## BEGIN Rows

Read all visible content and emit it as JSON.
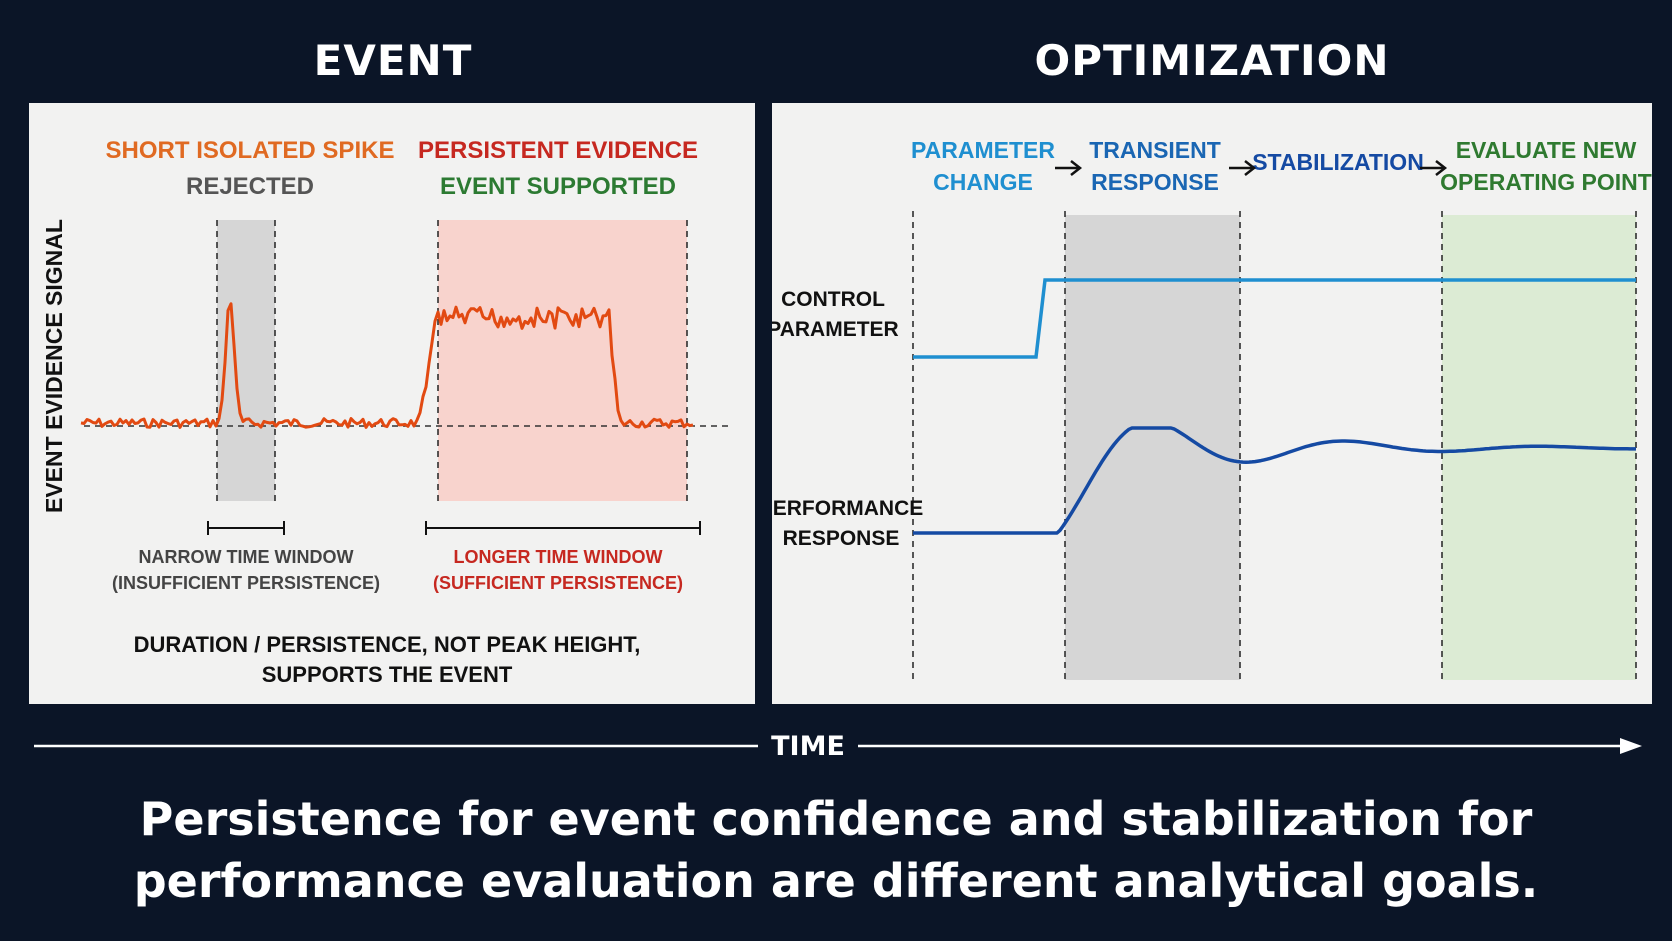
{
  "colors": {
    "background": "#0b1527",
    "panel": "#f2f2f1",
    "orange_signal": "#e24a12",
    "red_text": "#c62820",
    "green_text": "#2c7a32",
    "gray_text": "#555555",
    "light_blue": "#1f8fd0",
    "mid_blue": "#1a66b3",
    "dark_blue": "#154aa3",
    "dark_green_text": "#2f7a30",
    "gray_band": "#d6d6d6",
    "pink_band": "#f8d3cd",
    "green_band": "#dcebd4"
  },
  "event": {
    "heading": "EVENT",
    "y_axis_label": "EVENT EVIDENCE SIGNAL",
    "spike": {
      "title": "SHORT ISOLATED SPIKE",
      "verdict": "REJECTED",
      "window_line1": "NARROW TIME WINDOW",
      "window_line2": "(INSUFFICIENT PERSISTENCE)"
    },
    "persistent": {
      "title": "PERSISTENT EVIDENCE",
      "verdict": "EVENT SUPPORTED",
      "window_line1": "LONGER TIME WINDOW",
      "window_line2": "(SUFFICIENT PERSISTENCE)"
    },
    "takeaway_line1": "DURATION / PERSISTENCE, NOT PEAK HEIGHT,",
    "takeaway_line2": "SUPPORTS THE EVENT"
  },
  "optimization": {
    "heading": "OPTIMIZATION",
    "stages": [
      {
        "line1": "PARAMETER",
        "line2": "CHANGE"
      },
      {
        "line1": "TRANSIENT",
        "line2": "RESPONSE"
      },
      {
        "line1": "STABILIZATION",
        "line2": ""
      },
      {
        "line1": "EVALUATE NEW",
        "line2": "OPERATING POINT"
      }
    ],
    "control_label_line1": "CONTROL",
    "control_label_line2": "PARAMETER",
    "performance_label_line1": "PERFORMANCE",
    "performance_label_line2": "RESPONSE"
  },
  "time_label": "TIME",
  "conclusion_line1": "Persistence for event confidence and stabilization for",
  "conclusion_line2": "performance evaluation are different analytical goals."
}
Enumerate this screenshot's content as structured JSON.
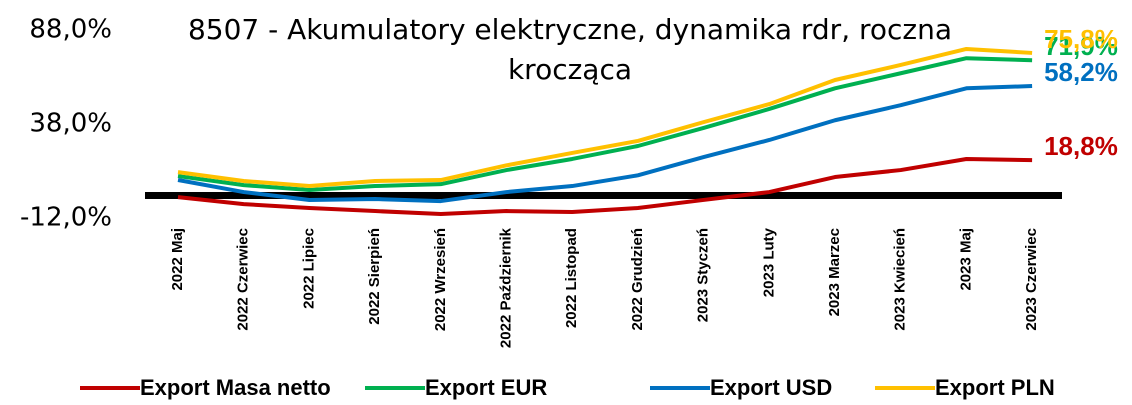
{
  "chart_data": {
    "type": "line",
    "title": "8507 - Akumulatory elektryczne, dynamika rdr, roczna krocząca",
    "categories": [
      "2022 Maj",
      "2022 Czerwiec",
      "2022 Lipiec",
      "2022 Sierpień",
      "2022 Wrzesień",
      "2022 Październik",
      "2022 Listopad",
      "2022 Grudzień",
      "2023 Styczeń",
      "2023 Luty",
      "2023 Marzec",
      "2023 Kwiecień",
      "2023 Maj",
      "2023 Czerwiec"
    ],
    "series": [
      {
        "name": "Export Masa netto",
        "color": "#c00000",
        "values": [
          -0.9,
          -4.6,
          -6.7,
          -8.3,
          -9.9,
          -8.3,
          -8.8,
          -6.7,
          -2.4,
          1.8,
          9.8,
          13.5,
          19.4,
          18.8
        ],
        "value_labels": [
          null,
          null,
          null,
          null,
          null,
          null,
          null,
          null,
          null,
          null,
          null,
          null,
          null,
          "18,8%"
        ]
      },
      {
        "name": "Export EUR",
        "color": "#00b050",
        "values": [
          10.3,
          5.5,
          2.9,
          5.0,
          6.0,
          13.5,
          19.4,
          26.3,
          35.9,
          46.0,
          57.0,
          65.0,
          73.0,
          71.9
        ],
        "value_labels": [
          null,
          null,
          null,
          null,
          null,
          null,
          null,
          null,
          null,
          null,
          null,
          null,
          null,
          "71,9%"
        ]
      },
      {
        "name": "Export USD",
        "color": "#0070c0",
        "values": [
          8.2,
          1.8,
          -2.4,
          -1.9,
          -3.0,
          1.8,
          5.0,
          10.7,
          20.4,
          29.5,
          40.0,
          48.0,
          57.0,
          58.2
        ],
        "value_labels": [
          null,
          null,
          null,
          null,
          null,
          null,
          null,
          null,
          null,
          null,
          null,
          null,
          null,
          "58,2%"
        ]
      },
      {
        "name": "Export PLN",
        "color": "#ffc000",
        "values": [
          12.4,
          7.7,
          5.0,
          7.7,
          8.2,
          16.0,
          22.6,
          29.0,
          39.0,
          48.6,
          61.4,
          69.4,
          77.9,
          75.8
        ],
        "value_labels": [
          null,
          null,
          null,
          null,
          null,
          null,
          null,
          null,
          null,
          null,
          null,
          null,
          null,
          "75,8%"
        ]
      }
    ],
    "ylim": [
      -12,
      88
    ],
    "yticks": [
      {
        "value": 88,
        "label": "88,0%"
      },
      {
        "value": 38,
        "label": "38,0%"
      },
      {
        "value": -12,
        "label": "-12,0%"
      }
    ]
  }
}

## END Rows

Problem description: Transcribe each line above verbatim, with the pictures left out.

Written solution:
Read all visible content and emit it as JSON.
{
  "colors": {
    "background": "#0b1527",
    "panel": "#f2f2f1",
    "orange_signal": "#e24a12",
    "red_text": "#c62820",
    "green_text": "#2c7a32",
    "gray_text": "#555555",
    "light_blue": "#1f8fd0",
    "mid_blue": "#1a66b3",
    "dark_blue": "#154aa3",
    "dark_green_text": "#2f7a30",
    "gray_band": "#d6d6d6",
    "pink_band": "#f8d3cd",
    "green_band": "#dcebd4"
  },
  "event": {
    "heading": "EVENT",
    "y_axis_label": "EVENT EVIDENCE SIGNAL",
    "spike": {
      "title": "SHORT ISOLATED SPIKE",
      "verdict": "REJECTED",
      "window_line1": "NARROW TIME WINDOW",
      "window_line2": "(INSUFFICIENT PERSISTENCE)"
    },
    "persistent": {
      "title": "PERSISTENT EVIDENCE",
      "verdict": "EVENT SUPPORTED",
      "window_line1": "LONGER TIME WINDOW",
      "window_line2": "(SUFFICIENT PERSISTENCE)"
    },
    "takeaway_line1": "DURATION / PERSISTENCE, NOT PEAK HEIGHT,",
    "takeaway_line2": "SUPPORTS THE EVENT"
  },
  "optimization": {
    "heading": "OPTIMIZATION",
    "stages": [
      {
        "line1": "PARAMETER",
        "line2": "CHANGE"
      },
      {
        "line1": "TRANSIENT",
        "line2": "RESPONSE"
      },
      {
        "line1": "STABILIZATION",
        "line2": ""
      },
      {
        "line1": "EVALUATE NEW",
        "line2": "OPERATING POINT"
      }
    ],
    "control_label_line1": "CONTROL",
    "control_label_line2": "PARAMETER",
    "performance_label_line1": "PERFORMANCE",
    "performance_label_line2": "RESPONSE"
  },
  "time_label": "TIME",
  "conclusion_line1": "Persistence for event confidence and stabilization for",
  "conclusion_line2": "performance evaluation are different analytical goals."
}
Enumerate this screenshot's content as structured JSON.
{
  "chart_data": {
    "type": "line",
    "title": "8507 - Akumulatory elektryczne, dynamika rdr, roczna krocząca",
    "categories": [
      "2022 Maj",
      "2022 Czerwiec",
      "2022 Lipiec",
      "2022 Sierpień",
      "2022 Wrzesień",
      "2022 Październik",
      "2022 Listopad",
      "2022 Grudzień",
      "2023 Styczeń",
      "2023 Luty",
      "2023 Marzec",
      "2023 Kwiecień",
      "2023 Maj",
      "2023 Czerwiec"
    ],
    "series": [
      {
        "name": "Export Masa netto",
        "color": "#c00000",
        "values": [
          -0.9,
          -4.6,
          -6.7,
          -8.3,
          -9.9,
          -8.3,
          -8.8,
          -6.7,
          -2.4,
          1.8,
          9.8,
          13.5,
          19.4,
          18.8
        ],
        "value_labels": [
          null,
          null,
          null,
          null,
          null,
          null,
          null,
          null,
          null,
          null,
          null,
          null,
          null,
          "18,8%"
        ]
      },
      {
        "name": "Export EUR",
        "color": "#00b050",
        "values": [
          10.3,
          5.5,
          2.9,
          5.0,
          6.0,
          13.5,
          19.4,
          26.3,
          35.9,
          46.0,
          57.0,
          65.0,
          73.0,
          71.9
        ],
        "value_labels": [
          null,
          null,
          null,
          null,
          null,
          null,
          null,
          null,
          null,
          null,
          null,
          null,
          null,
          "71,9%"
        ]
      },
      {
        "name": "Export USD",
        "color": "#0070c0",
        "values": [
          8.2,
          1.8,
          -2.4,
          -1.9,
          -3.0,
          1.8,
          5.0,
          10.7,
          20.4,
          29.5,
          40.0,
          48.0,
          57.0,
          58.2
        ],
        "value_labels": [
          null,
          null,
          null,
          null,
          null,
          null,
          null,
          null,
          null,
          null,
          null,
          null,
          null,
          "58,2%"
        ]
      },
      {
        "name": "Export PLN",
        "color": "#ffc000",
        "values": [
          12.4,
          7.7,
          5.0,
          7.7,
          8.2,
          16.0,
          22.6,
          29.0,
          39.0,
          48.6,
          61.4,
          69.4,
          77.9,
          75.8
        ],
        "value_labels": [
          null,
          null,
          null,
          null,
          null,
          null,
          null,
          null,
          null,
          null,
          null,
          null,
          null,
          "75,8%"
        ]
      }
    ],
    "ylim": [
      -12,
      88
    ],
    "yticks": [
      {
        "value": 88,
        "label": "88,0%"
      },
      {
        "value": 38,
        "label": "38,0%"
      },
      {
        "value": -12,
        "label": "-12,0%"
      }
    ]
  }
}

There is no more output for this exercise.